— Begin DATA ROWS —

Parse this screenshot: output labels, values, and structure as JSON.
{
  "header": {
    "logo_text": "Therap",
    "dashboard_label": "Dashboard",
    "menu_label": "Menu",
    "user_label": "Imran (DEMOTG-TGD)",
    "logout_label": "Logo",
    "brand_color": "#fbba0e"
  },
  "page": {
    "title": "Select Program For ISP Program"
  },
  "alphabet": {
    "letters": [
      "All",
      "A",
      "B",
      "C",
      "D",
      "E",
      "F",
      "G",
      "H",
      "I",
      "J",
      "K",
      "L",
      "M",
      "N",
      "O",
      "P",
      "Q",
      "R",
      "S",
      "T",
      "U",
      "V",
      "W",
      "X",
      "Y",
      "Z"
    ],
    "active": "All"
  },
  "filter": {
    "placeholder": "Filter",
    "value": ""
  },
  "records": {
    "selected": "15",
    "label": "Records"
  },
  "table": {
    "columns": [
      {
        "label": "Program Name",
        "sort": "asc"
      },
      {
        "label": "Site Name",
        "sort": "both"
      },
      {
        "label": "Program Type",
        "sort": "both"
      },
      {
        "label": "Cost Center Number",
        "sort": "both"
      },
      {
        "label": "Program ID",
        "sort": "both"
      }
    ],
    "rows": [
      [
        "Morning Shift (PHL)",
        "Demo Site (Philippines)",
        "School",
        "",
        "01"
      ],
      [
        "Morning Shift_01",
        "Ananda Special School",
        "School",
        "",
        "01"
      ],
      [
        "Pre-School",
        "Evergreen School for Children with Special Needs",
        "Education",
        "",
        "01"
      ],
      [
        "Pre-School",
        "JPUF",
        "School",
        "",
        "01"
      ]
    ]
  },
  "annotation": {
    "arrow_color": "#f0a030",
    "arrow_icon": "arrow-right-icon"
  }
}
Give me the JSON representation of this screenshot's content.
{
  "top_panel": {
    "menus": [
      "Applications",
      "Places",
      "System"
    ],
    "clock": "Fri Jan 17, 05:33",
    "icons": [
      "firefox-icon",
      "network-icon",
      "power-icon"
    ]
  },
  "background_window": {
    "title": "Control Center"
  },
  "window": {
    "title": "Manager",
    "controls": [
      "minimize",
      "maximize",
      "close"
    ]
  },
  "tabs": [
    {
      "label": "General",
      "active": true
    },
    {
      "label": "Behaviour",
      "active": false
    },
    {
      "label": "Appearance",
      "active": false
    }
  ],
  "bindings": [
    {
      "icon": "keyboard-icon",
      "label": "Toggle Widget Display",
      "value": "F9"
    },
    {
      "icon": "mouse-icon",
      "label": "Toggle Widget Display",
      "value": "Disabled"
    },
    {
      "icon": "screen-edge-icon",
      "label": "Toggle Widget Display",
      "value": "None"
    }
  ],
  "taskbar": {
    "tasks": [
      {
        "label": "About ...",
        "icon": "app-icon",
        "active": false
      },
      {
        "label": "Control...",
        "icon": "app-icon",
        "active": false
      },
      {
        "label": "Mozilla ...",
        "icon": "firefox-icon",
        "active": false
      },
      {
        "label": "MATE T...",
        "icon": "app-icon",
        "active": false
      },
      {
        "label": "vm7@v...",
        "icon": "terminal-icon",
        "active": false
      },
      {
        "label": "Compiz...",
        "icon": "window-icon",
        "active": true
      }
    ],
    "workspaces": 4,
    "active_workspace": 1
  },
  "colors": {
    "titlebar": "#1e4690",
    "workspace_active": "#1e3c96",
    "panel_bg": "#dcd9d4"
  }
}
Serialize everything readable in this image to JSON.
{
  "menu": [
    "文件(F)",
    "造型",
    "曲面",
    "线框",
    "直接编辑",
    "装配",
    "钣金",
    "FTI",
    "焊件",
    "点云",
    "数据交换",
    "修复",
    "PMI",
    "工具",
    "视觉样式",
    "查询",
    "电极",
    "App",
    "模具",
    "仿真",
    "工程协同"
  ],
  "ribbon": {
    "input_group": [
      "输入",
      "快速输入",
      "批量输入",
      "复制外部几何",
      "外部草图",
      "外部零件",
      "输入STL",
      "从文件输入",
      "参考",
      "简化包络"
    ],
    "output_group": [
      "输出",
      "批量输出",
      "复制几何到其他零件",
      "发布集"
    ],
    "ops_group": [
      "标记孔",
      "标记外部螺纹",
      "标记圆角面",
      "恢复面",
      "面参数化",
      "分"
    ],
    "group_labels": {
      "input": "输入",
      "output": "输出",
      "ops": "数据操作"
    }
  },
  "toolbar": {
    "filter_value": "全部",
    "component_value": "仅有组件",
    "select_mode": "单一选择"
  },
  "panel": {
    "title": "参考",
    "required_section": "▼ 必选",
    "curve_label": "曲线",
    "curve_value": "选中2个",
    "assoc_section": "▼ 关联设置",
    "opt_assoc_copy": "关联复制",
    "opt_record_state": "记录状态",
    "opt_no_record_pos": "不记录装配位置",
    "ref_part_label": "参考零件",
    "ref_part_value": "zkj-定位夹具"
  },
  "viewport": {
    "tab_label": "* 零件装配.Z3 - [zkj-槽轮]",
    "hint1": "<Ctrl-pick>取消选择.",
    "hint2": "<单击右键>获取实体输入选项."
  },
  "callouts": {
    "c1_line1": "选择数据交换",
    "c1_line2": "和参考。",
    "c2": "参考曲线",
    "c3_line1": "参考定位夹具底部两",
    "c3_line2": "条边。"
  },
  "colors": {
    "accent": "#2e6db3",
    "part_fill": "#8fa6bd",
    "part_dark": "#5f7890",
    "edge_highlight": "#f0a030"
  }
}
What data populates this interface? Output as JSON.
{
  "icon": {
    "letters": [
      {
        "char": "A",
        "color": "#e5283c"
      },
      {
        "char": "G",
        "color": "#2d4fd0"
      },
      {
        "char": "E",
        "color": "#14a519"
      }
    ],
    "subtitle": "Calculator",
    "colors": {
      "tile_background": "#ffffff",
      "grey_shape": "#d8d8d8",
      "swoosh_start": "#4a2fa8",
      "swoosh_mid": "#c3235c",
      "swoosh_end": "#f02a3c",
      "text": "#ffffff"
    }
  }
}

— End DATA ROWS —

▸ **WORK TO BE COMPLETED**: Each record above should be restated word for word.

▸ **ANSWER BELOW**:
Parse this screenshot: output labels, values, and structure as JSON.
{
  "header": {
    "logo_text": "Therap",
    "dashboard_label": "Dashboard",
    "menu_label": "Menu",
    "user_label": "Imran (DEMOTG-TGD)",
    "logout_label": "Logo",
    "brand_color": "#fbba0e"
  },
  "page": {
    "title": "Select Program For ISP Program"
  },
  "alphabet": {
    "letters": [
      "All",
      "A",
      "B",
      "C",
      "D",
      "E",
      "F",
      "G",
      "H",
      "I",
      "J",
      "K",
      "L",
      "M",
      "N",
      "O",
      "P",
      "Q",
      "R",
      "S",
      "T",
      "U",
      "V",
      "W",
      "X",
      "Y",
      "Z"
    ],
    "active": "All"
  },
  "filter": {
    "placeholder": "Filter",
    "value": ""
  },
  "records": {
    "selected": "15",
    "label": "Records"
  },
  "table": {
    "columns": [
      {
        "label": "Program Name",
        "sort": "asc"
      },
      {
        "label": "Site Name",
        "sort": "both"
      },
      {
        "label": "Program Type",
        "sort": "both"
      },
      {
        "label": "Cost Center Number",
        "sort": "both"
      },
      {
        "label": "Program ID",
        "sort": "both"
      }
    ],
    "rows": [
      [
        "Morning Shift (PHL)",
        "Demo Site (Philippines)",
        "School",
        "",
        "01"
      ],
      [
        "Morning Shift_01",
        "Ananda Special School",
        "School",
        "",
        "01"
      ],
      [
        "Pre-School",
        "Evergreen School for Children with Special Needs",
        "Education",
        "",
        "01"
      ],
      [
        "Pre-School",
        "JPUF",
        "School",
        "",
        "01"
      ]
    ]
  },
  "annotation": {
    "arrow_color": "#f0a030",
    "arrow_icon": "arrow-right-icon"
  }
}
Give me the JSON representation of this screenshot's content.
{
  "top_panel": {
    "menus": [
      "Applications",
      "Places",
      "System"
    ],
    "clock": "Fri Jan 17, 05:33",
    "icons": [
      "firefox-icon",
      "network-icon",
      "power-icon"
    ]
  },
  "background_window": {
    "title": "Control Center"
  },
  "window": {
    "title": "Manager",
    "controls": [
      "minimize",
      "maximize",
      "close"
    ]
  },
  "tabs": [
    {
      "label": "General",
      "active": true
    },
    {
      "label": "Behaviour",
      "active": false
    },
    {
      "label": "Appearance",
      "active": false
    }
  ],
  "bindings": [
    {
      "icon": "keyboard-icon",
      "label": "Toggle Widget Display",
      "value": "F9"
    },
    {
      "icon": "mouse-icon",
      "label": "Toggle Widget Display",
      "value": "Disabled"
    },
    {
      "icon": "screen-edge-icon",
      "label": "Toggle Widget Display",
      "value": "None"
    }
  ],
  "taskbar": {
    "tasks": [
      {
        "label": "About ...",
        "icon": "app-icon",
        "active": false
      },
      {
        "label": "Control...",
        "icon": "app-icon",
        "active": false
      },
      {
        "label": "Mozilla ...",
        "icon": "firefox-icon",
        "active": false
      },
      {
        "label": "MATE T...",
        "icon": "app-icon",
        "active": false
      },
      {
        "label": "vm7@v...",
        "icon": "terminal-icon",
        "active": false
      },
      {
        "label": "Compiz...",
        "icon": "window-icon",
        "active": true
      }
    ],
    "workspaces": 4,
    "active_workspace": 1
  },
  "colors": {
    "titlebar": "#1e4690",
    "workspace_active": "#1e3c96",
    "panel_bg": "#dcd9d4"
  }
}
Serialize everything readable in this image to JSON.
{
  "menu": [
    "文件(F)",
    "造型",
    "曲面",
    "线框",
    "直接编辑",
    "装配",
    "钣金",
    "FTI",
    "焊件",
    "点云",
    "数据交换",
    "修复",
    "PMI",
    "工具",
    "视觉样式",
    "查询",
    "电极",
    "App",
    "模具",
    "仿真",
    "工程协同"
  ],
  "ribbon": {
    "input_group": [
      "输入",
      "快速输入",
      "批量输入",
      "复制外部几何",
      "外部草图",
      "外部零件",
      "输入STL",
      "从文件输入",
      "参考",
      "简化包络"
    ],
    "output_group": [
      "输出",
      "批量输出",
      "复制几何到其他零件",
      "发布集"
    ],
    "ops_group": [
      "标记孔",
      "标记外部螺纹",
      "标记圆角面",
      "恢复面",
      "面参数化",
      "分"
    ],
    "group_labels": {
      "input": "输入",
      "output": "输出",
      "ops": "数据操作"
    }
  },
  "toolbar": {
    "filter_value": "全部",
    "component_value": "仅有组件",
    "select_mode": "单一选择"
  },
  "panel": {
    "title": "参考",
    "required_section": "▼ 必选",
    "curve_label": "曲线",
    "curve_value": "选中2个",
    "assoc_section": "▼ 关联设置",
    "opt_assoc_copy": "关联复制",
    "opt_record_state": "记录状态",
    "opt_no_record_pos": "不记录装配位置",
    "ref_part_label": "参考零件",
    "ref_part_value": "zkj-定位夹具"
  },
  "viewport": {
    "tab_label": "* 零件装配.Z3 - [zkj-槽轮]",
    "hint1": "<Ctrl-pick>取消选择.",
    "hint2": "<单击右键>获取实体输入选项."
  },
  "callouts": {
    "c1_line1": "选择数据交换",
    "c1_line2": "和参考。",
    "c2": "参考曲线",
    "c3_line1": "参考定位夹具底部两",
    "c3_line2": "条边。"
  },
  "colors": {
    "accent": "#2e6db3",
    "part_fill": "#8fa6bd",
    "part_dark": "#5f7890",
    "edge_highlight": "#f0a030"
  }
}
What data populates this interface? Output as JSON.
{
  "icon": {
    "letters": [
      {
        "char": "A",
        "color": "#e5283c"
      },
      {
        "char": "G",
        "color": "#2d4fd0"
      },
      {
        "char": "E",
        "color": "#14a519"
      }
    ],
    "subtitle": "Calculator",
    "colors": {
      "tile_background": "#ffffff",
      "grey_shape": "#d8d8d8",
      "swoosh_start": "#4a2fa8",
      "swoosh_mid": "#c3235c",
      "swoosh_end": "#f02a3c",
      "text": "#ffffff"
    }
  }
}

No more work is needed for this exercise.